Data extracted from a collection
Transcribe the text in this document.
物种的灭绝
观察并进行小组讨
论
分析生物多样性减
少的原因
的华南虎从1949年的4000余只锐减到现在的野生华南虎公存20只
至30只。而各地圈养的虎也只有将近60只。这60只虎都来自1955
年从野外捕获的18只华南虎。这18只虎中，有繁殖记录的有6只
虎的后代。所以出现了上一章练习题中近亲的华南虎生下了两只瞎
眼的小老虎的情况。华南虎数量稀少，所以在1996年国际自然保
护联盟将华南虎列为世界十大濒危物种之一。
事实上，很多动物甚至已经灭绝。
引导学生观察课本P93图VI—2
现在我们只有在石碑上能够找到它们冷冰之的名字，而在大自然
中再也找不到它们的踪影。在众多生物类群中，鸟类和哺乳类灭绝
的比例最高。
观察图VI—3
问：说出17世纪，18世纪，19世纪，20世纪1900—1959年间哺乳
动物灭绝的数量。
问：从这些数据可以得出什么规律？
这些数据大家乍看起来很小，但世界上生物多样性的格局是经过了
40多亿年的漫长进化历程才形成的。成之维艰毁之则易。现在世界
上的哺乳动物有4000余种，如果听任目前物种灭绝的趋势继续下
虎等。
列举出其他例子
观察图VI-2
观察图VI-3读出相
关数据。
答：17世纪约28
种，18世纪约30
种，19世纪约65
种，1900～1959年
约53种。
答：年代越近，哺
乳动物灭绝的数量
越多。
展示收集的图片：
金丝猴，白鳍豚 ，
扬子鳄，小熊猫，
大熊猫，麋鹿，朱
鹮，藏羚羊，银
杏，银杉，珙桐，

### WHAT IS BEING ASKED
Print the listing above in full, exactly as it is.

### ANSWER FOR THE TASK
Transcribe the text in this document.
物种的灭绝
观察并进行小组讨
论
分析生物多样性减
少的原因
的华南虎从1949年的4000余只锐减到现在的野生华南虎公存20只
至30只。而各地圈养的虎也只有将近60只。这60只虎都来自1955
年从野外捕获的18只华南虎。这18只虎中，有繁殖记录的有6只
虎的后代。所以出现了上一章练习题中近亲的华南虎生下了两只瞎
眼的小老虎的情况。华南虎数量稀少，所以在1996年国际自然保
护联盟将华南虎列为世界十大濒危物种之一。
事实上，很多动物甚至已经灭绝。
引导学生观察课本P93图VI—2
现在我们只有在石碑上能够找到它们冷冰之的名字，而在大自然
中再也找不到它们的踪影。在众多生物类群中，鸟类和哺乳类灭绝
的比例最高。
观察图VI—3
问：说出17世纪，18世纪，19世纪，20世纪1900—1959年间哺乳
动物灭绝的数量。
问：从这些数据可以得出什么规律？
这些数据大家乍看起来很小，但世界上生物多样性的格局是经过了
40多亿年的漫长进化历程才形成的。成之维艰毁之则易。现在世界
上的哺乳动物有4000余种，如果听任目前物种灭绝的趋势继续下
虎等。
列举出其他例子
观察图VI-2
观察图VI-3读出相
关数据。
答：17世纪约28
种，18世纪约30
种，19世纪约65
种，1900～1959年
约53种。
答：年代越近，哺
乳动物灭绝的数量
越多。
展示收集的图片：
金丝猴，白鳍豚 ，
扬子鳄，小熊猫，
大熊猫，麋鹿，朱
鹮，藏羚羊，银
杏，银杉，珙桐，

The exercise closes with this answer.